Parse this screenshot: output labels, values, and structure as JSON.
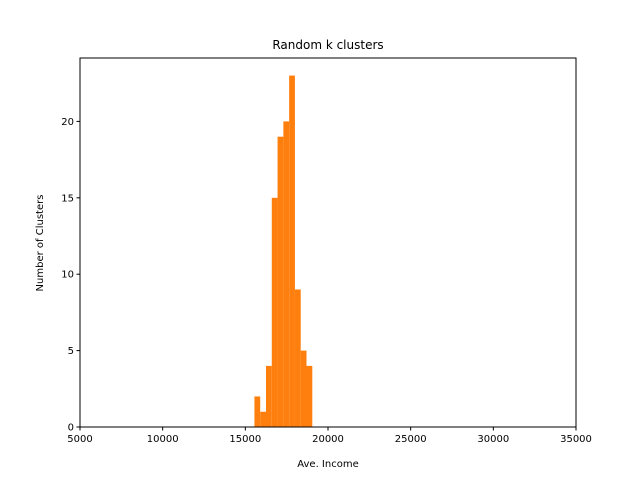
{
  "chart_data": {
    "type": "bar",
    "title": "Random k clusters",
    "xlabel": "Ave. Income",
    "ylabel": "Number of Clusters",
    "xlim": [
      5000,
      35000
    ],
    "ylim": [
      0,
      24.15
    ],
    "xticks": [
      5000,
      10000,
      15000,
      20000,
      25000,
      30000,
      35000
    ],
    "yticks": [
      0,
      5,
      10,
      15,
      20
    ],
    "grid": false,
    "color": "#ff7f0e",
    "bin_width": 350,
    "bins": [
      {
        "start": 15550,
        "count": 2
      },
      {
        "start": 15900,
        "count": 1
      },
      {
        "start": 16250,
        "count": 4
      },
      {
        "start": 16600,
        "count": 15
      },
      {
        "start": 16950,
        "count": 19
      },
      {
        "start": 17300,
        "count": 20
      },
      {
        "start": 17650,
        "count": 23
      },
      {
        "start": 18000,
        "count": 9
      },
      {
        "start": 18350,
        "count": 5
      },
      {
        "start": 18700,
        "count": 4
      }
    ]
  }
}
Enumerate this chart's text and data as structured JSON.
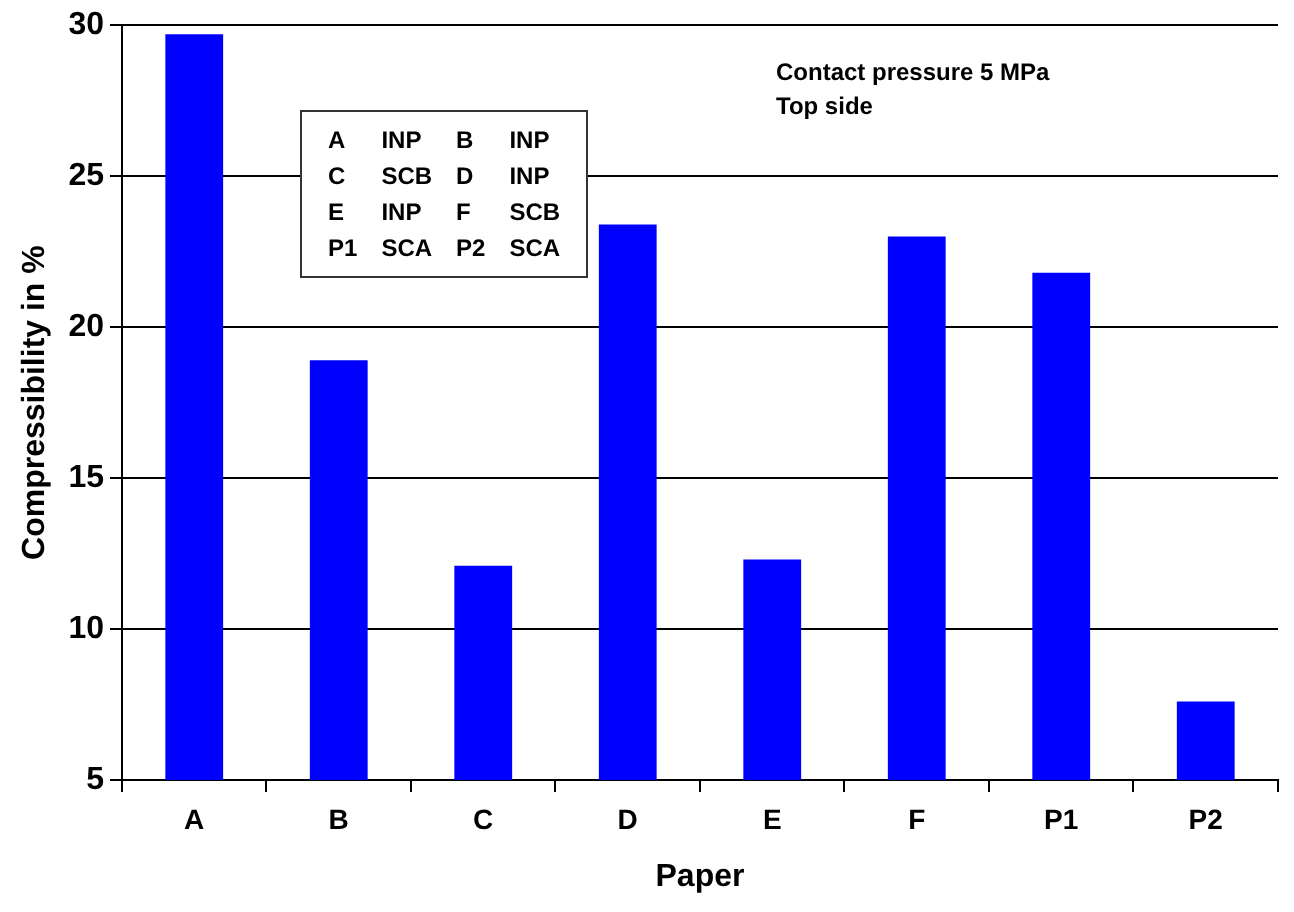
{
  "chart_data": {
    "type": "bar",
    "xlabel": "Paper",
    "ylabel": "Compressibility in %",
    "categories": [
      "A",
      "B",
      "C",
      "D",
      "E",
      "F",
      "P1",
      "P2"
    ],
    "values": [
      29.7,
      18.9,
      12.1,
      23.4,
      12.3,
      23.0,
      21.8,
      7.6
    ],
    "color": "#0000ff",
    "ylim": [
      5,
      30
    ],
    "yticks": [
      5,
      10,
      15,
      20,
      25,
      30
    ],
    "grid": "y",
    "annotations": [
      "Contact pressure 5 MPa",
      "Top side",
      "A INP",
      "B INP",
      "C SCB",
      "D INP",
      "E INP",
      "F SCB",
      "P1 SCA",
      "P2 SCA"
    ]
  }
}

____

GIVEN TASK
Your task is to transcribe all of the records precisely, with no images included.

WORKED SOLUTION
Parse this screenshot: output labels, values, and structure as JSON.
{
  "chart_data": {
    "type": "bar",
    "title": "Random k clusters",
    "xlabel": "Ave. Income",
    "ylabel": "Number of Clusters",
    "xlim": [
      5000,
      35000
    ],
    "ylim": [
      0,
      24.15
    ],
    "xticks": [
      5000,
      10000,
      15000,
      20000,
      25000,
      30000,
      35000
    ],
    "yticks": [
      0,
      5,
      10,
      15,
      20
    ],
    "grid": false,
    "color": "#ff7f0e",
    "bin_width": 350,
    "bins": [
      {
        "start": 15550,
        "count": 2
      },
      {
        "start": 15900,
        "count": 1
      },
      {
        "start": 16250,
        "count": 4
      },
      {
        "start": 16600,
        "count": 15
      },
      {
        "start": 16950,
        "count": 19
      },
      {
        "start": 17300,
        "count": 20
      },
      {
        "start": 17650,
        "count": 23
      },
      {
        "start": 18000,
        "count": 9
      },
      {
        "start": 18350,
        "count": 5
      },
      {
        "start": 18700,
        "count": 4
      }
    ]
  }
}
Enumerate this chart's text and data as structured JSON.
{
  "chart_data": {
    "type": "bar",
    "xlabel": "Paper",
    "ylabel": "Compressibility in %",
    "categories": [
      "A",
      "B",
      "C",
      "D",
      "E",
      "F",
      "P1",
      "P2"
    ],
    "values": [
      29.7,
      18.9,
      12.1,
      23.4,
      12.3,
      23.0,
      21.8,
      7.6
    ],
    "color": "#0000ff",
    "ylim": [
      5,
      30
    ],
    "yticks": [
      5,
      10,
      15,
      20,
      25,
      30
    ],
    "grid": "y",
    "annotations": [
      "Contact pressure 5 MPa",
      "Top side",
      "A INP",
      "B INP",
      "C SCB",
      "D INP",
      "E INP",
      "F SCB",
      "P1 SCA",
      "P2 SCA"
    ]
  }
}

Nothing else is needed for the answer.